+++ Records for this task

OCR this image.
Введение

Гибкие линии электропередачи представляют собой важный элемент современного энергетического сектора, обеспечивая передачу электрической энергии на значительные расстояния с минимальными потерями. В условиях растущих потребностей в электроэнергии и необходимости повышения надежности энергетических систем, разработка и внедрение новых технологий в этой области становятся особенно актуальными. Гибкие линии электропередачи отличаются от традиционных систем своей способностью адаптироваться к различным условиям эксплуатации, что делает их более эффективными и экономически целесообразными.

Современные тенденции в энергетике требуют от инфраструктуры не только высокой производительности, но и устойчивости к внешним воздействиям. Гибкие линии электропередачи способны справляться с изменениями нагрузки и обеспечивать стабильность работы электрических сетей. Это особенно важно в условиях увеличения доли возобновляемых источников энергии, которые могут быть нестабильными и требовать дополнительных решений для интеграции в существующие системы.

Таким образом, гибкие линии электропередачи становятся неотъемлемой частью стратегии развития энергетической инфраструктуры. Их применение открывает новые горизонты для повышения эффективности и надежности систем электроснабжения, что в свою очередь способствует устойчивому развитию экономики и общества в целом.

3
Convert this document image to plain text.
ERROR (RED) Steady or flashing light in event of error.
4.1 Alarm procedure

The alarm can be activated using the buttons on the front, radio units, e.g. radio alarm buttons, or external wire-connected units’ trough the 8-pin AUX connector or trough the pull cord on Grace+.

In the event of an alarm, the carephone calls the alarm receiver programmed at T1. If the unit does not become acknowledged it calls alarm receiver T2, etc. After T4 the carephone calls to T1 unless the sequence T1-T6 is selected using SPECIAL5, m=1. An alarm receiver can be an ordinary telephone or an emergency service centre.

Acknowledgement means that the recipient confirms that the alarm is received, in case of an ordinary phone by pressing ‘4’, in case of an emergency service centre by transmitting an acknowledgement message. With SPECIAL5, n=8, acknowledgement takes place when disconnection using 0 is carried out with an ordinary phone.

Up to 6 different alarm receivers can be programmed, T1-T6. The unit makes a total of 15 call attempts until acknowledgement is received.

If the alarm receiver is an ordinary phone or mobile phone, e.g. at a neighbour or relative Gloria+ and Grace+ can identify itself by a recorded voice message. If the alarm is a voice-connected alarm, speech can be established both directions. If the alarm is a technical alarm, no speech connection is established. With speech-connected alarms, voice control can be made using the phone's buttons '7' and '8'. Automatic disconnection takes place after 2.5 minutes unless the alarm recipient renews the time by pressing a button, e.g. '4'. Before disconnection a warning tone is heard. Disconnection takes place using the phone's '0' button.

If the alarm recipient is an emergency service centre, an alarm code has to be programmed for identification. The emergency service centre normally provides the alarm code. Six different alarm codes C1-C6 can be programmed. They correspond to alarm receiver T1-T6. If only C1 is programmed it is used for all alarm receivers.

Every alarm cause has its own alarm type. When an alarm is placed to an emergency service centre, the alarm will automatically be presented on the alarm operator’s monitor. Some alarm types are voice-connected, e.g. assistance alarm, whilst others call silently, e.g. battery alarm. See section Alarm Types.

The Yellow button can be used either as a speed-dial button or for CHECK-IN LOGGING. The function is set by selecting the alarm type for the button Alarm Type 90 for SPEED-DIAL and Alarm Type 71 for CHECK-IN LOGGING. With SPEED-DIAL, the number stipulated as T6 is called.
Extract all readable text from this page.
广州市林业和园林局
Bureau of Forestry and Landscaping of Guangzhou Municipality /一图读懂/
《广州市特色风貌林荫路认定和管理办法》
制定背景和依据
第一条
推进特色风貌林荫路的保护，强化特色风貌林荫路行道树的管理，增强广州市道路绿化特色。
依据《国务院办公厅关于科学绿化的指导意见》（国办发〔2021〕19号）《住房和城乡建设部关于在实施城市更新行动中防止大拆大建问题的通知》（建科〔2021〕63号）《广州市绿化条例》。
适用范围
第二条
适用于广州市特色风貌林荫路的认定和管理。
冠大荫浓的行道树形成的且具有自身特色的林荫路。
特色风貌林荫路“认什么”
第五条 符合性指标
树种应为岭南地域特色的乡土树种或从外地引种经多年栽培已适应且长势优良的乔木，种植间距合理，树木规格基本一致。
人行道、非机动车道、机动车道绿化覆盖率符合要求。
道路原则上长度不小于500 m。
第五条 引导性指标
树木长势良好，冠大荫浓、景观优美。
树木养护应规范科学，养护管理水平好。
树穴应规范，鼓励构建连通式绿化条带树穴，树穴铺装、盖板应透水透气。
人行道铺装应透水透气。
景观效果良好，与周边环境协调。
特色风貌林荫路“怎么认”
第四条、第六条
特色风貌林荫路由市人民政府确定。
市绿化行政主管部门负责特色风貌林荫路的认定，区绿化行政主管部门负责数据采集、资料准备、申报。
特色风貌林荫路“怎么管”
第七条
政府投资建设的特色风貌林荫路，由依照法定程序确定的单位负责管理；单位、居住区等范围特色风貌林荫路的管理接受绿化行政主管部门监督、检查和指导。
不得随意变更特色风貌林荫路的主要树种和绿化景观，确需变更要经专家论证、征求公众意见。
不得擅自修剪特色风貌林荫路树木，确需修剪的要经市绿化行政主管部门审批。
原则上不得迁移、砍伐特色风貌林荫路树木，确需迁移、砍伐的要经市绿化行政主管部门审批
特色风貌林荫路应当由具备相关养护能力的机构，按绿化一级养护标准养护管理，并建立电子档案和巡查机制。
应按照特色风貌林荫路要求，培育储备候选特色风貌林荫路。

++++++

# To be done:
Scan the data for the word "type" and copy every line where it shows up.

# Expected output:
Every alarm cause has its own alarm type. When an alarm is placed to an emergency service centre, the alarm will automatically be presented on the alarm operator’s monitor. Some alarm types are voice-connected, e.g. assistance alarm, whilst others call silently, e.g. battery alarm. See section Alarm Types.
The Yellow button can be used either as a speed-dial button or for CHECK-IN LOGGING. The function is set by selecting the alarm type for the button Alarm Type 90 for SPEED-DIAL and Alarm Type 71 for CHECK-IN LOGGING. With SPEED-DIAL, the number stipulated as T6 is called.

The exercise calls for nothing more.